Given passage -

*** Block opens ***

I am attempting to create a macro that allows searchers to pass a specific time into a search command that will locate the top 3 matching events that are closest to that specific time, snapped to the minute. That is, if a user passes 10/02/2015:14:30:0
, and there are matching events at 14:23, 14:25, 14:31, 14:32, and 14:35, I want it to return the events at 14:25, 14:31, and 14:32.
As a preliminary step, I tried to run a basic search looking for all events within 30 minutes of the specified time, and I'm having trouble even reaching that point. I've tried using earliest=relative_time($time$, "-30m")
, but am getting syntax errors that suggest to me that Splunk doesn't like to be handed specific times in the relative_time function.
Any suggestions for finding events close to a specific time (including formats that I need to use to pass specific times to the macro) would be much appreciated. Even more appreciated would be additional suggestions for locating the top events closest to that time, snapped to the minute.
The following search code assumes that you are entering $targettime$ in epoch time format. It selects the time range within 1/2 hour of the target time value, calculates the difference from target time, and returns the five closest events.

*** Block closes ***

Data extracts -
*** Block opens ***

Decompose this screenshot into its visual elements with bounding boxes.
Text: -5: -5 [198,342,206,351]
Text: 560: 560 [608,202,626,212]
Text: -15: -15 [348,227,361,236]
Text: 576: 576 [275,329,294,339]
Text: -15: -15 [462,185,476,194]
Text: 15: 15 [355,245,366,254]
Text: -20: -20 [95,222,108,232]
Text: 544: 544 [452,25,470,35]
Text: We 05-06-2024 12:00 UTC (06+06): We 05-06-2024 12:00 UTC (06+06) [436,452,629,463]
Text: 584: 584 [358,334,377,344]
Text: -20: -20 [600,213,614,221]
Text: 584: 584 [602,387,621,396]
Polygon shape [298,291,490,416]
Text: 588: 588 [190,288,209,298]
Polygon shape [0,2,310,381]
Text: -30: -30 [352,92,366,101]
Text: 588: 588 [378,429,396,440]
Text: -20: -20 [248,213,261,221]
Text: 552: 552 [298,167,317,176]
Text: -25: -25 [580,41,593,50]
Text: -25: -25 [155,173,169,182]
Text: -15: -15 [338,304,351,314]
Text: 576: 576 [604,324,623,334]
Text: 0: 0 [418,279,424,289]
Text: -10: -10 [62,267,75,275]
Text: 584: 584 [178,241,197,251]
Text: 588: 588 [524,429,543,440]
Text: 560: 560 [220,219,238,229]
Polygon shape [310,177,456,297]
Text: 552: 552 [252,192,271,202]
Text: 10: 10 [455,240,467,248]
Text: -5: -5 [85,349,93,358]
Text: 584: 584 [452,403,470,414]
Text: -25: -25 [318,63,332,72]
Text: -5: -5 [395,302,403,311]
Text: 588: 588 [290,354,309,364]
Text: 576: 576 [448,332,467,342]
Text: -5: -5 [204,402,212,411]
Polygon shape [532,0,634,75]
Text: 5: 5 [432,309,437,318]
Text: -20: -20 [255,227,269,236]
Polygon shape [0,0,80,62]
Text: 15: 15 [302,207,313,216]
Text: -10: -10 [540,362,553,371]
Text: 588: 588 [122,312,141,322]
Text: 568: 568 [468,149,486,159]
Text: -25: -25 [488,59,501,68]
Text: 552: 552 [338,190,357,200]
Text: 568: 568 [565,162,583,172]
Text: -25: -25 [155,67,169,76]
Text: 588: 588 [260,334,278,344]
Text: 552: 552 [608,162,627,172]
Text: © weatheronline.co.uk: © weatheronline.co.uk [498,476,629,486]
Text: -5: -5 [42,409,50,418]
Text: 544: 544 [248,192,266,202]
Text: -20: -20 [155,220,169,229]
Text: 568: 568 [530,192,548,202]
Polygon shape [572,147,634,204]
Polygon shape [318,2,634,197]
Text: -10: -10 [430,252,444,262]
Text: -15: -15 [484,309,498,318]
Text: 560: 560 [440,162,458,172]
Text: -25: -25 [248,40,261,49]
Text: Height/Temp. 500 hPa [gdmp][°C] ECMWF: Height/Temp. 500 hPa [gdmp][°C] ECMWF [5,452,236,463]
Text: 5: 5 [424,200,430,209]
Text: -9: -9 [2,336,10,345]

*** Block closes ***

Required work -
1: List every time of a matching event given in the example in the Splunk search question.
2: Answer these questions from the Splunk search question:
(a) How many of the closest matching events should the macro return?
(b) How wide a time window did the preliminary search try to cover around the specified time?
(c) In what format does the search code assume $targettime$ is entered?
3: Continue the Splunk search question from its last sentence.
The records play no part in any of the tasks here.

Per-task outputs -
1: 14:23, 14:25, 14:31, 14:32, 14:35

2:
(a) The top 3 matching events.
(b) All events within 30 minutes of the specified time.
(c) Epoch time format.

3:
earliest=$targettime$-30m@m latest=$targettime$+30m@m
"search text"
| eval DeltaTime = abs(_time - $targettime$)
| sort 0 Deltatime
| head 5
edited to use sort 0 rather than sort, just in case more than 100 results were received.
It seems that the localize and map commands might get you close to what you want : http://docs.splunk.com/Documentation/Splunk/6.2.5/SearchReference/Localize
Let me know how that works.
This looks like exactly what I need--thanks!
Okay, after some more work on this it looks like this gets me halfway there. The other half is being able to feed a specific time into a search without using the time range picker, and then finding events on the basis of their distance from that specific time.
It's not clear to me that this can even be done, but I would also not be surprised if the answer is embarrassingly simple.